## SHORT EXERCISE
Your task is to copy the listing exactly, with the pictures left out.

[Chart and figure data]
[Start]

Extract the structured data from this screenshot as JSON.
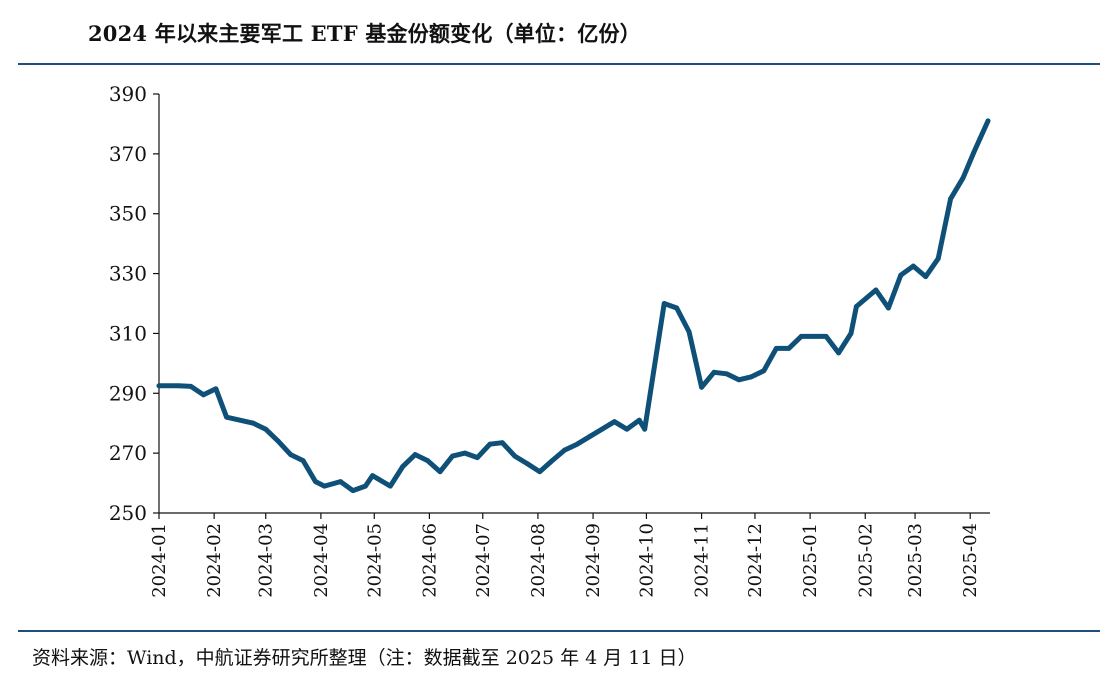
{
  "title": "2024 年以来主要军工 ETF 基金份额变化（单位：亿份）",
  "source": "资料来源：Wind，中航证券研究所整理（注：数据截至 2025 年 4 月 11 日）",
  "colors": {
    "line": "#0e5078",
    "rule": "#1e4e79",
    "axis": "#111111"
  },
  "chart_data": {
    "type": "line",
    "xlabel": "",
    "ylabel": "",
    "ylim": [
      250,
      390
    ],
    "yticks": [
      250,
      270,
      290,
      310,
      330,
      350,
      370,
      390
    ],
    "xticks": [
      "2024-01",
      "2024-02",
      "2024-03",
      "2024-04",
      "2024-05",
      "2024-06",
      "2024-07",
      "2024-08",
      "2024-09",
      "2024-10",
      "2024-11",
      "2024-12",
      "2025-01",
      "2025-02",
      "2025-03",
      "2025-04"
    ],
    "grid": false,
    "legend": "none",
    "series": [
      {
        "x": [
          "2024-01-01",
          "2024-01-12",
          "2024-01-19",
          "2024-01-26",
          "2024-02-02",
          "2024-02-08",
          "2024-02-23",
          "2024-03-01",
          "2024-03-08",
          "2024-03-15",
          "2024-03-22",
          "2024-03-29",
          "2024-04-03",
          "2024-04-12",
          "2024-04-19",
          "2024-04-26",
          "2024-04-30",
          "2024-05-10",
          "2024-05-17",
          "2024-05-24",
          "2024-05-31",
          "2024-06-07",
          "2024-06-14",
          "2024-06-21",
          "2024-06-28",
          "2024-07-05",
          "2024-07-12",
          "2024-07-19",
          "2024-07-26",
          "2024-08-02",
          "2024-08-09",
          "2024-08-16",
          "2024-08-23",
          "2024-08-30",
          "2024-09-06",
          "2024-09-13",
          "2024-09-20",
          "2024-09-27",
          "2024-09-30",
          "2024-10-11",
          "2024-10-18",
          "2024-10-25",
          "2024-11-01",
          "2024-11-08",
          "2024-11-15",
          "2024-11-22",
          "2024-11-29",
          "2024-12-06",
          "2024-12-13",
          "2024-12-20",
          "2024-12-27",
          "2025-01-03",
          "2025-01-10",
          "2025-01-17",
          "2025-01-24",
          "2025-01-27",
          "2025-02-07",
          "2025-02-14",
          "2025-02-21",
          "2025-02-28",
          "2025-03-07",
          "2025-03-14",
          "2025-03-21",
          "2025-03-28",
          "2025-04-03",
          "2025-04-11"
        ],
        "values": [
          292.5,
          292.5,
          292.3,
          289.5,
          291.5,
          282,
          280,
          278,
          274,
          269.5,
          267.5,
          260.5,
          259,
          260.5,
          257.5,
          259,
          262.5,
          259,
          265.5,
          269.5,
          267.5,
          263.8,
          269,
          270,
          268.5,
          273,
          273.5,
          269,
          266.5,
          263.8,
          267.5,
          271,
          273,
          275.5,
          278,
          280.5,
          278,
          281,
          278,
          320,
          318.5,
          310.5,
          292,
          297,
          296.5,
          294.5,
          295.5,
          297.5,
          305,
          305,
          309,
          309,
          309,
          303.5,
          310,
          319,
          324.5,
          318.5,
          329.5,
          332.5,
          329,
          335,
          355,
          362,
          370.5,
          381
        ]
      }
    ]
  }
}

[End]

## TASK ANSWER
Extract the structured data from this screenshot as JSON.
{
  "title": "2024 年以来主要军工 ETF 基金份额变化（单位：亿份）",
  "source": "资料来源：Wind，中航证券研究所整理（注：数据截至 2025 年 4 月 11 日）",
  "colors": {
    "line": "#0e5078",
    "rule": "#1e4e79",
    "axis": "#111111"
  },
  "chart_data": {
    "type": "line",
    "xlabel": "",
    "ylabel": "",
    "ylim": [
      250,
      390
    ],
    "yticks": [
      250,
      270,
      290,
      310,
      330,
      350,
      370,
      390
    ],
    "xticks": [
      "2024-01",
      "2024-02",
      "2024-03",
      "2024-04",
      "2024-05",
      "2024-06",
      "2024-07",
      "2024-08",
      "2024-09",
      "2024-10",
      "2024-11",
      "2024-12",
      "2025-01",
      "2025-02",
      "2025-03",
      "2025-04"
    ],
    "grid": false,
    "legend": "none",
    "series": [
      {
        "x": [
          "2024-01-01",
          "2024-01-12",
          "2024-01-19",
          "2024-01-26",
          "2024-02-02",
          "2024-02-08",
          "2024-02-23",
          "2024-03-01",
          "2024-03-08",
          "2024-03-15",
          "2024-03-22",
          "2024-03-29",
          "2024-04-03",
          "2024-04-12",
          "2024-04-19",
          "2024-04-26",
          "2024-04-30",
          "2024-05-10",
          "2024-05-17",
          "2024-05-24",
          "2024-05-31",
          "2024-06-07",
          "2024-06-14",
          "2024-06-21",
          "2024-06-28",
          "2024-07-05",
          "2024-07-12",
          "2024-07-19",
          "2024-07-26",
          "2024-08-02",
          "2024-08-09",
          "2024-08-16",
          "2024-08-23",
          "2024-08-30",
          "2024-09-06",
          "2024-09-13",
          "2024-09-20",
          "2024-09-27",
          "2024-09-30",
          "2024-10-11",
          "2024-10-18",
          "2024-10-25",
          "2024-11-01",
          "2024-11-08",
          "2024-11-15",
          "2024-11-22",
          "2024-11-29",
          "2024-12-06",
          "2024-12-13",
          "2024-12-20",
          "2024-12-27",
          "2025-01-03",
          "2025-01-10",
          "2025-01-17",
          "2025-01-24",
          "2025-01-27",
          "2025-02-07",
          "2025-02-14",
          "2025-02-21",
          "2025-02-28",
          "2025-03-07",
          "2025-03-14",
          "2025-03-21",
          "2025-03-28",
          "2025-04-03",
          "2025-04-11"
        ],
        "values": [
          292.5,
          292.5,
          292.3,
          289.5,
          291.5,
          282,
          280,
          278,
          274,
          269.5,
          267.5,
          260.5,
          259,
          260.5,
          257.5,
          259,
          262.5,
          259,
          265.5,
          269.5,
          267.5,
          263.8,
          269,
          270,
          268.5,
          273,
          273.5,
          269,
          266.5,
          263.8,
          267.5,
          271,
          273,
          275.5,
          278,
          280.5,
          278,
          281,
          278,
          320,
          318.5,
          310.5,
          292,
          297,
          296.5,
          294.5,
          295.5,
          297.5,
          305,
          305,
          309,
          309,
          309,
          303.5,
          310,
          319,
          324.5,
          318.5,
          329.5,
          332.5,
          329,
          335,
          355,
          362,
          370.5,
          381
        ]
      }
    ]
  }
}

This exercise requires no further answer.